## PROBLEM TO SOLVE:
Give the data a second time, exactly and in full.

## DATASET RECORDS:
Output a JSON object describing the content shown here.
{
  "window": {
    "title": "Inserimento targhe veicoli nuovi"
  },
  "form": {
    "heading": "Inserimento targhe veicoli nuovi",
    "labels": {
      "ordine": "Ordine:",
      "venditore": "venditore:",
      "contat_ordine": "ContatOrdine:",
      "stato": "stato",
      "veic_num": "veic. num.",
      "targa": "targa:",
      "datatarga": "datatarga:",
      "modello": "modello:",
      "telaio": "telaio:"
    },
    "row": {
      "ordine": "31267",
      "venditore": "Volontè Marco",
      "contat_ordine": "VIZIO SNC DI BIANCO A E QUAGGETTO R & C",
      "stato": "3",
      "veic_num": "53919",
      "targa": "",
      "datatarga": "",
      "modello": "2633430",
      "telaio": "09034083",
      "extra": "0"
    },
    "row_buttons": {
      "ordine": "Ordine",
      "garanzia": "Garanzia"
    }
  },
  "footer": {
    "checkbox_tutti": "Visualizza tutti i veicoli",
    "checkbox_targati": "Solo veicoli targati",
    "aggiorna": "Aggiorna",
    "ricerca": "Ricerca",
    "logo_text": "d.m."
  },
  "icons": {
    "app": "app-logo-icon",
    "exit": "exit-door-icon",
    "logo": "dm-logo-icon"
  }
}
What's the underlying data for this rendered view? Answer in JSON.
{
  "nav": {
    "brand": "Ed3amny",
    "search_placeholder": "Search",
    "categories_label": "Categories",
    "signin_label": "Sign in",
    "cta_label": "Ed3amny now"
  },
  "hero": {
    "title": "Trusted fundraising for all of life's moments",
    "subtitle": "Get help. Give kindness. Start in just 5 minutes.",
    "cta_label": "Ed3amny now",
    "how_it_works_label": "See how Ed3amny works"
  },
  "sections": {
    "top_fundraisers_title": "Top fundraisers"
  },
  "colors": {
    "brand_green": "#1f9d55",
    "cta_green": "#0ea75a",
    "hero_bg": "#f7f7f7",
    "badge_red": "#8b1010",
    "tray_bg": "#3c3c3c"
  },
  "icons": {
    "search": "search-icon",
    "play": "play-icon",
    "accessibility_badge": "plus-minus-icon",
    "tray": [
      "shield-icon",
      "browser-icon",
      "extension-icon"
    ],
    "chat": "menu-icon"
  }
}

## SOLUTION TO THIS PROBLEM:
Output a JSON object describing the content shown here.
{
  "window": {
    "title": "Inserimento targhe veicoli nuovi"
  },
  "form": {
    "heading": "Inserimento targhe veicoli nuovi",
    "labels": {
      "ordine": "Ordine:",
      "venditore": "venditore:",
      "contat_ordine": "ContatOrdine:",
      "stato": "stato",
      "veic_num": "veic. num.",
      "targa": "targa:",
      "datatarga": "datatarga:",
      "modello": "modello:",
      "telaio": "telaio:"
    },
    "row": {
      "ordine": "31267",
      "venditore": "Volontè Marco",
      "contat_ordine": "VIZIO SNC DI BIANCO A E QUAGGETTO R & C",
      "stato": "3",
      "veic_num": "53919",
      "targa": "",
      "datatarga": "",
      "modello": "2633430",
      "telaio": "09034083",
      "extra": "0"
    },
    "row_buttons": {
      "ordine": "Ordine",
      "garanzia": "Garanzia"
    }
  },
  "footer": {
    "checkbox_tutti": "Visualizza tutti i veicoli",
    "checkbox_targati": "Solo veicoli targati",
    "aggiorna": "Aggiorna",
    "ricerca": "Ricerca",
    "logo_text": "d.m."
  },
  "icons": {
    "app": "app-logo-icon",
    "exit": "exit-door-icon",
    "logo": "dm-logo-icon"
  }
}
What's the underlying data for this rendered view? Answer in JSON.
{
  "nav": {
    "brand": "Ed3amny",
    "search_placeholder": "Search",
    "categories_label": "Categories",
    "signin_label": "Sign in",
    "cta_label": "Ed3amny now"
  },
  "hero": {
    "title": "Trusted fundraising for all of life's moments",
    "subtitle": "Get help. Give kindness. Start in just 5 minutes.",
    "cta_label": "Ed3amny now",
    "how_it_works_label": "See how Ed3amny works"
  },
  "sections": {
    "top_fundraisers_title": "Top fundraisers"
  },
  "colors": {
    "brand_green": "#1f9d55",
    "cta_green": "#0ea75a",
    "hero_bg": "#f7f7f7",
    "badge_red": "#8b1010",
    "tray_bg": "#3c3c3c"
  },
  "icons": {
    "search": "search-icon",
    "play": "play-icon",
    "accessibility_badge": "plus-minus-icon",
    "tray": [
      "shield-icon",
      "browser-icon",
      "extension-icon"
    ],
    "chat": "menu-icon"
  }
}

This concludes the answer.